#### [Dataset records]
[start]

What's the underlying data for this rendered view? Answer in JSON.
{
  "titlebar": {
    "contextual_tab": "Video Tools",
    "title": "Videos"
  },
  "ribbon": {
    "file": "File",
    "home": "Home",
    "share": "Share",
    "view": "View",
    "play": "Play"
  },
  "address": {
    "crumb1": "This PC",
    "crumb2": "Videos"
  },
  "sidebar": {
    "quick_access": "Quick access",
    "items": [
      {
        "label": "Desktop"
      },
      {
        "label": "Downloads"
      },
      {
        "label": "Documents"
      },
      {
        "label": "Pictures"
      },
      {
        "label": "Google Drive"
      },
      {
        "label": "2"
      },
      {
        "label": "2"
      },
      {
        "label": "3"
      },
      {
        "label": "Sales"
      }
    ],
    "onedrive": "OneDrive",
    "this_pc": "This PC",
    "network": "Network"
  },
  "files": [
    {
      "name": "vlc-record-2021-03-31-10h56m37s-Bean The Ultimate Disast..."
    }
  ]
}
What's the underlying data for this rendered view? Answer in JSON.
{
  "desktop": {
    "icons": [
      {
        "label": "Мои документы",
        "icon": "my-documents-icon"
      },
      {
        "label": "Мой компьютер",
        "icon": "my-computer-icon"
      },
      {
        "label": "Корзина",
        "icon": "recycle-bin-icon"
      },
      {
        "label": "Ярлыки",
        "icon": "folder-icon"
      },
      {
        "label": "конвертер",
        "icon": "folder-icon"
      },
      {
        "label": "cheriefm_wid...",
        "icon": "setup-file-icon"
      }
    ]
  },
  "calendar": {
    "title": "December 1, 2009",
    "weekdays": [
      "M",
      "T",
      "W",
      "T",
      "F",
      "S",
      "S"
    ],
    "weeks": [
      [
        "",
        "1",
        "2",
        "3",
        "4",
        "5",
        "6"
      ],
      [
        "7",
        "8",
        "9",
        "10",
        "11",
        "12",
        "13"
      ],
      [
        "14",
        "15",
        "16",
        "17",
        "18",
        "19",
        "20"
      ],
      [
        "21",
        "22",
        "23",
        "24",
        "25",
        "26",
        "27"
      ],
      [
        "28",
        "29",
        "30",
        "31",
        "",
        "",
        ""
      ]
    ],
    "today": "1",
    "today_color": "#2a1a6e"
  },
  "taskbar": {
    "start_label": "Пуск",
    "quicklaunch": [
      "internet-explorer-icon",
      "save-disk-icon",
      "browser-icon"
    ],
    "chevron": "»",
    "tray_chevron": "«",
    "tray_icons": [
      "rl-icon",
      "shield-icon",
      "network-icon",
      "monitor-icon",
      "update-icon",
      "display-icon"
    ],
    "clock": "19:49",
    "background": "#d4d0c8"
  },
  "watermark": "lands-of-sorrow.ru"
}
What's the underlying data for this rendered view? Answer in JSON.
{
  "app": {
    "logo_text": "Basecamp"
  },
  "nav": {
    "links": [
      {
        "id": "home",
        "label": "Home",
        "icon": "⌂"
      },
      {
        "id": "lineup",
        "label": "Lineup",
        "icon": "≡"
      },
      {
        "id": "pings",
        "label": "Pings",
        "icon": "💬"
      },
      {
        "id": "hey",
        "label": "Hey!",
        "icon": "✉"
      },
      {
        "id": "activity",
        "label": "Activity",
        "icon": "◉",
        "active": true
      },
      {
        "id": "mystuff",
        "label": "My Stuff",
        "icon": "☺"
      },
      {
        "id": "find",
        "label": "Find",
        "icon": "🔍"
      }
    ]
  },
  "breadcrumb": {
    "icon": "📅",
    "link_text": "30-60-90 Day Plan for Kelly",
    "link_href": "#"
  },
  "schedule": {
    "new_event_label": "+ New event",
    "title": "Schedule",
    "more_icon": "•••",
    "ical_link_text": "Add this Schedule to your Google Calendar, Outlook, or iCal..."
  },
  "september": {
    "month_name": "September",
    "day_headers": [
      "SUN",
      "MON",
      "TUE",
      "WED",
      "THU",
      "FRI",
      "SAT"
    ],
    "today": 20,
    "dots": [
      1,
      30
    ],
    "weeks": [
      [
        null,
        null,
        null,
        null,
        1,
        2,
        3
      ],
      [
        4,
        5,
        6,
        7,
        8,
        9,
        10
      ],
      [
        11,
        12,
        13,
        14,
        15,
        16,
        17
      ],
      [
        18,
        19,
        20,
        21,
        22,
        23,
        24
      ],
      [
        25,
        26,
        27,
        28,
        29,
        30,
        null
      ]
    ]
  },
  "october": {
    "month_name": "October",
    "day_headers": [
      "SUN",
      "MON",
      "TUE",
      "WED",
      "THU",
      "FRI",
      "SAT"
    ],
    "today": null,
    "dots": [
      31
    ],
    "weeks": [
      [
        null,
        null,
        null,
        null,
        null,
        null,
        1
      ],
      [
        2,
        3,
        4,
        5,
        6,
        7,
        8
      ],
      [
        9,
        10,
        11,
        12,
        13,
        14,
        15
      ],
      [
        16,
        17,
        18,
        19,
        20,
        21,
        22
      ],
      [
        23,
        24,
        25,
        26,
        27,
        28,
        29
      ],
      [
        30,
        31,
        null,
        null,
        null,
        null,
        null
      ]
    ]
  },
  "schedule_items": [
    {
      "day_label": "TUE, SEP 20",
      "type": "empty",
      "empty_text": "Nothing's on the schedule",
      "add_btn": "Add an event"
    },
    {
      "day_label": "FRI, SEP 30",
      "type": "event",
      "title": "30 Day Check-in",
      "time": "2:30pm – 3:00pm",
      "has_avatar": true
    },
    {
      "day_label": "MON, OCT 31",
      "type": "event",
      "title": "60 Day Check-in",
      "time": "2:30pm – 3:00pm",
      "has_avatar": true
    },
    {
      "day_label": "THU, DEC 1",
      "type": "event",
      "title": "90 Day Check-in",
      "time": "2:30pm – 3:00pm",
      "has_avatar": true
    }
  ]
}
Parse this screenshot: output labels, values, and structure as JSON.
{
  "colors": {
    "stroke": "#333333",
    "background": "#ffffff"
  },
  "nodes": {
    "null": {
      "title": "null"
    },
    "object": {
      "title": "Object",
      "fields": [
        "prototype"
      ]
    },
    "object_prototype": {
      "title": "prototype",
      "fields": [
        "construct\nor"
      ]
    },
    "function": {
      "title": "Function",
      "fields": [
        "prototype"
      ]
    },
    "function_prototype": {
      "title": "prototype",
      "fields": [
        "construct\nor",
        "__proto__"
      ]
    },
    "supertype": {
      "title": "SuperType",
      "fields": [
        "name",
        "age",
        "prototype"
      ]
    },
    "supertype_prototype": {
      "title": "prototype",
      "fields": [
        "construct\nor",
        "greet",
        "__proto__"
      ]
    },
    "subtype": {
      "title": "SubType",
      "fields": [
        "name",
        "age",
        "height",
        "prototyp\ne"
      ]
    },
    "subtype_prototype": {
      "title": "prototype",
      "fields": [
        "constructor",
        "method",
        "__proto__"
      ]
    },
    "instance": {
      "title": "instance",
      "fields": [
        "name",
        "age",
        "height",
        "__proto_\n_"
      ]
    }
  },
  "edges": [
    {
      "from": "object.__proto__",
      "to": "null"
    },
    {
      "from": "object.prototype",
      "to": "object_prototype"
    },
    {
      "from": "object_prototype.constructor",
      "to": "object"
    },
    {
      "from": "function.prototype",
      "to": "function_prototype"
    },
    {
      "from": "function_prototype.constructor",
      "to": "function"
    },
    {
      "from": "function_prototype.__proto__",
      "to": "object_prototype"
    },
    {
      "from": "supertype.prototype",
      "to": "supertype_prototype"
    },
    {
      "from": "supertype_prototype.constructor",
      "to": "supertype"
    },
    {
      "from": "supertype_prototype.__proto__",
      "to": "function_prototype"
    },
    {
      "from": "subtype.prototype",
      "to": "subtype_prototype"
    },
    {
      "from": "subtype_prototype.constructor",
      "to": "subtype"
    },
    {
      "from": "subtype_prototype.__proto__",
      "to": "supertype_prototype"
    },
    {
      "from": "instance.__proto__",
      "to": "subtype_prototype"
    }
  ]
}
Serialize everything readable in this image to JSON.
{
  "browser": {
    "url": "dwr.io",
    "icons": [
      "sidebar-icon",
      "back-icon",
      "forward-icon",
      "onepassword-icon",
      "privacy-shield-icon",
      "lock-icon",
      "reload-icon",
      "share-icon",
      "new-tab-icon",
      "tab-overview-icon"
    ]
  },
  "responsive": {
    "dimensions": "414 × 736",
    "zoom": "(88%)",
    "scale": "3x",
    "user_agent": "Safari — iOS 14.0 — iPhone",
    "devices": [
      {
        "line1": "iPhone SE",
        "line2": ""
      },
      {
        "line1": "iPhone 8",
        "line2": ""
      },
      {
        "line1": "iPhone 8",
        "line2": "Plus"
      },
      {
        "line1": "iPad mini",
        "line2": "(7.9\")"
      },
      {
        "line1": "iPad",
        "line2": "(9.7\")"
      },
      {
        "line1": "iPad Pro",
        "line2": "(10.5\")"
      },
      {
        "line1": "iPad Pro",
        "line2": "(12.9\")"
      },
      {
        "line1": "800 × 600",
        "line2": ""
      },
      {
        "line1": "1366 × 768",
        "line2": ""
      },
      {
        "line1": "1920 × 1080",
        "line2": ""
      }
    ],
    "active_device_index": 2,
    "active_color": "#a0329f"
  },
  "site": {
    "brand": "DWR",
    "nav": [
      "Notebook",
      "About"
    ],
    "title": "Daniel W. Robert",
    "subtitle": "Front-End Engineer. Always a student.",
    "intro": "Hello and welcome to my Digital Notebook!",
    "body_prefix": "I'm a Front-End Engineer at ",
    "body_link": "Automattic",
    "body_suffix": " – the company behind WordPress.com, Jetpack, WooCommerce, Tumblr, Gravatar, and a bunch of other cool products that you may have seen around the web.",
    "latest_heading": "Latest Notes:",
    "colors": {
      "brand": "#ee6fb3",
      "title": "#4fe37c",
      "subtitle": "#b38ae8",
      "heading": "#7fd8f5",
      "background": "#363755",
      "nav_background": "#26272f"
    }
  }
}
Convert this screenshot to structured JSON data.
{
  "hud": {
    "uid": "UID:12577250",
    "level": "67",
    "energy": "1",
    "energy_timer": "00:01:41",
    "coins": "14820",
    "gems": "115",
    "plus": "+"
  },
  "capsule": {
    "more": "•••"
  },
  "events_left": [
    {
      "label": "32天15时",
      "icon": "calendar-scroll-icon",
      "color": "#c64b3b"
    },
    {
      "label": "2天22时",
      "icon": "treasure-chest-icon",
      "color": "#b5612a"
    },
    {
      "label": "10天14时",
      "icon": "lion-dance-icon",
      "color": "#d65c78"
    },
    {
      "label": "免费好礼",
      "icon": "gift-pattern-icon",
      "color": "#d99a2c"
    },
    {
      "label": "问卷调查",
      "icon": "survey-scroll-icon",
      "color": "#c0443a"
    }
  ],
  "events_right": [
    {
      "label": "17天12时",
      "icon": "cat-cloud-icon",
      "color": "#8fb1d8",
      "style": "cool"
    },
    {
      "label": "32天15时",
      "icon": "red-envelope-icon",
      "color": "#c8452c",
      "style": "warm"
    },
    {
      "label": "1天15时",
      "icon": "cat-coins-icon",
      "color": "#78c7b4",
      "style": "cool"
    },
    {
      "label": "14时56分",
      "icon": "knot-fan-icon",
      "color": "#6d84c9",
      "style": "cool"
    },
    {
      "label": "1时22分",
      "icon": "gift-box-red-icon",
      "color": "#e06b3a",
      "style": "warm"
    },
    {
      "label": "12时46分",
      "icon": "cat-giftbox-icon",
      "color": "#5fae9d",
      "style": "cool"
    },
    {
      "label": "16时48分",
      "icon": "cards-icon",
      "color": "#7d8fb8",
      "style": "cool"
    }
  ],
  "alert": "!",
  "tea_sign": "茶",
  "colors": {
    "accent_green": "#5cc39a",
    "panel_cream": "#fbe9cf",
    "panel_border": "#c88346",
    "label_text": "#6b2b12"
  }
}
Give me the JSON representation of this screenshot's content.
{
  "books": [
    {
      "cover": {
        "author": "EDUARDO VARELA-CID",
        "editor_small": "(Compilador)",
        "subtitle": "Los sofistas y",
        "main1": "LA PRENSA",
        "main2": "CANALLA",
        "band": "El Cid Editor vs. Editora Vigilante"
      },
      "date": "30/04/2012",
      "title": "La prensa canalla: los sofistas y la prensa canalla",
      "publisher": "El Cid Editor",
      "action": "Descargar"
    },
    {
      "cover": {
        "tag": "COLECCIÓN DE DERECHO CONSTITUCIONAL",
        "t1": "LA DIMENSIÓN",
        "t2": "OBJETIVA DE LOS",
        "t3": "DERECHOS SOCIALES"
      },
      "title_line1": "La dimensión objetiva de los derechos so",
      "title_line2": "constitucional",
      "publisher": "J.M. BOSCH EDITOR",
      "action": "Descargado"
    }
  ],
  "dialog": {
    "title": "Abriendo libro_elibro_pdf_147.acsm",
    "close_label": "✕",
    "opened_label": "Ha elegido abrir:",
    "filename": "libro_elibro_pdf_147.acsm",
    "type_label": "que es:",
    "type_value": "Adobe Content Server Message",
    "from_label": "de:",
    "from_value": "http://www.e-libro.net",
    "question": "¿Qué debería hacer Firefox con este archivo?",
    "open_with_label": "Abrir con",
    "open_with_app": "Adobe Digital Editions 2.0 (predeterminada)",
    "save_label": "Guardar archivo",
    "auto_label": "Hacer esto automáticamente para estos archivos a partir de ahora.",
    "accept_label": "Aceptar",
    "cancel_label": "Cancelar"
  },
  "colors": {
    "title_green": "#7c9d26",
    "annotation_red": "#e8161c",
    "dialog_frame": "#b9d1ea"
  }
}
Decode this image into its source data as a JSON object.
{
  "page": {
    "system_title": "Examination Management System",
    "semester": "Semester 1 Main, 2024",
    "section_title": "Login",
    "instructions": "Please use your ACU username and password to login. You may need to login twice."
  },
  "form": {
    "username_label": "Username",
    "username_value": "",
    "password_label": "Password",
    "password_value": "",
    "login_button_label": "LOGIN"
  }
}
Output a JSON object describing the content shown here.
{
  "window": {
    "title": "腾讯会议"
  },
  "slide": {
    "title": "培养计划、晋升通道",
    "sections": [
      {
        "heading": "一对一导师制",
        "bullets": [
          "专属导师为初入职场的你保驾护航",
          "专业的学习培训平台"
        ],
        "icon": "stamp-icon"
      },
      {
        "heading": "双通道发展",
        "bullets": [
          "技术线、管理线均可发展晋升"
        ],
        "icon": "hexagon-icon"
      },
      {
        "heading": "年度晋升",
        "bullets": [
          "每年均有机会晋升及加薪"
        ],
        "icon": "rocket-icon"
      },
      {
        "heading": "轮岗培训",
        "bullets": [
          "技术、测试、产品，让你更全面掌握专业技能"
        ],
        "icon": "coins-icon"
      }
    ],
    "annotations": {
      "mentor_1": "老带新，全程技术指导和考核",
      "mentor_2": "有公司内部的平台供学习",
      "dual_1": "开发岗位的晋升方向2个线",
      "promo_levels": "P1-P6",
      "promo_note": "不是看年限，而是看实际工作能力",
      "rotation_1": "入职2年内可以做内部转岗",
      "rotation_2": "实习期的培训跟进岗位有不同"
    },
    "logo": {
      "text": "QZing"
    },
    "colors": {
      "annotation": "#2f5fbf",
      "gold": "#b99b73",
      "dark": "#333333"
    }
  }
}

[end]

#### [DIRECTION]
Consider the entries above and return each line with the string "Front".

#### [FULL OUTPUT]
    "subtitle": "Front-End Engineer. Always a student.",
    "body_prefix": "I'm a Front-End Engineer at ",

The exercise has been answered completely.